**Required task**.
In your copy, reproduce the entries exactly as they are, minus the images.

**Provided data**.

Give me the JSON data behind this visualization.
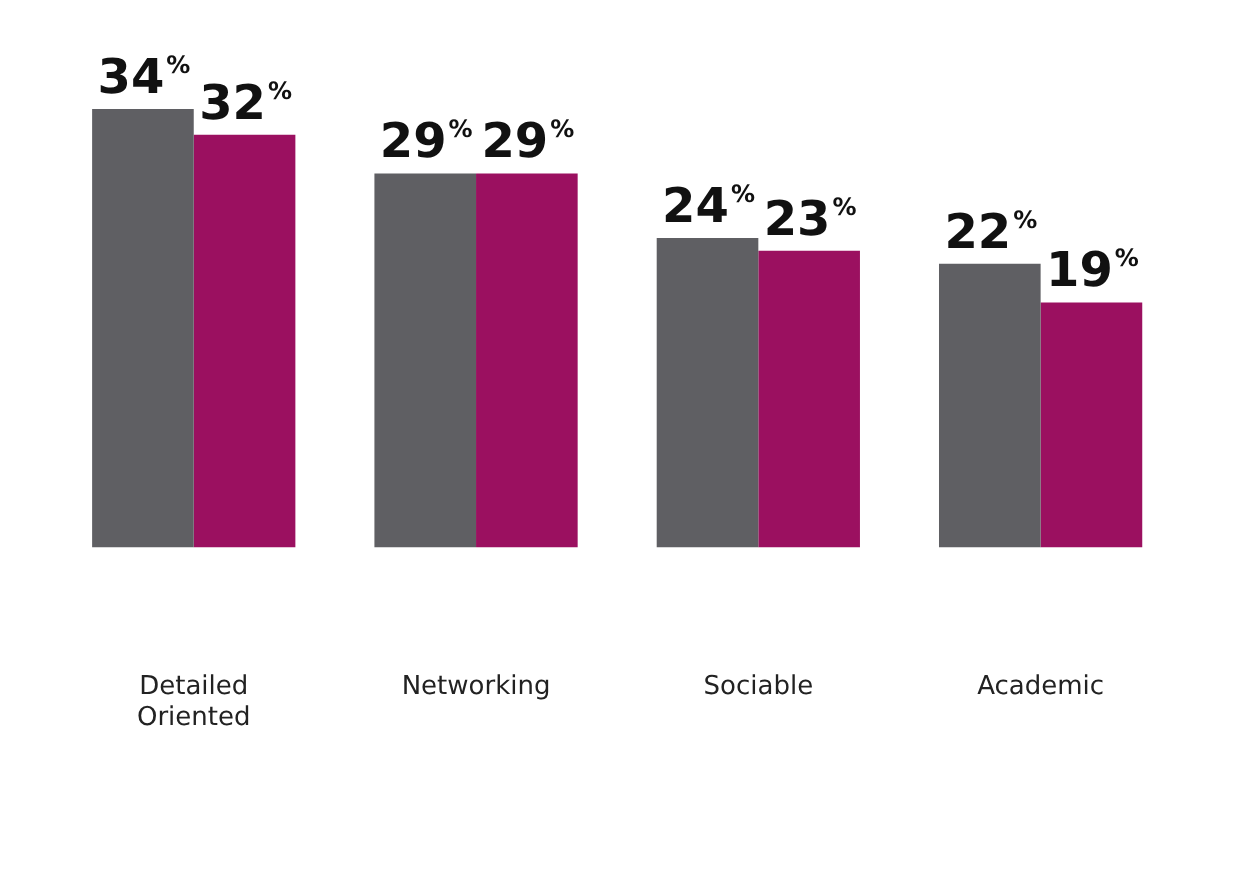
{
  "chart_data": {
    "type": "bar",
    "categories": [
      "Detailed Oriented",
      "Networking",
      "Sociable",
      "Academic"
    ],
    "series": [
      {
        "color": "#5f5f63",
        "values": [
          34,
          29,
          24,
          22
        ],
        "value_labels": [
          "34%",
          "29%",
          "24%",
          "22%"
        ]
      },
      {
        "color": "#9b1060",
        "values": [
          32,
          29,
          23,
          19
        ],
        "value_labels": [
          "32%",
          "29%",
          "23%",
          "19%"
        ]
      }
    ],
    "grid": false,
    "legend": false
  }
}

**Finished exercise**.
Give me the JSON data behind this visualization.
{
  "chart_data": {
    "type": "bar",
    "categories": [
      "Detailed Oriented",
      "Networking",
      "Sociable",
      "Academic"
    ],
    "series": [
      {
        "color": "#5f5f63",
        "values": [
          34,
          29,
          24,
          22
        ],
        "value_labels": [
          "34%",
          "29%",
          "24%",
          "22%"
        ]
      },
      {
        "color": "#9b1060",
        "values": [
          32,
          29,
          23,
          19
        ],
        "value_labels": [
          "32%",
          "29%",
          "23%",
          "19%"
        ]
      }
    ],
    "grid": false,
    "legend": false
  }
}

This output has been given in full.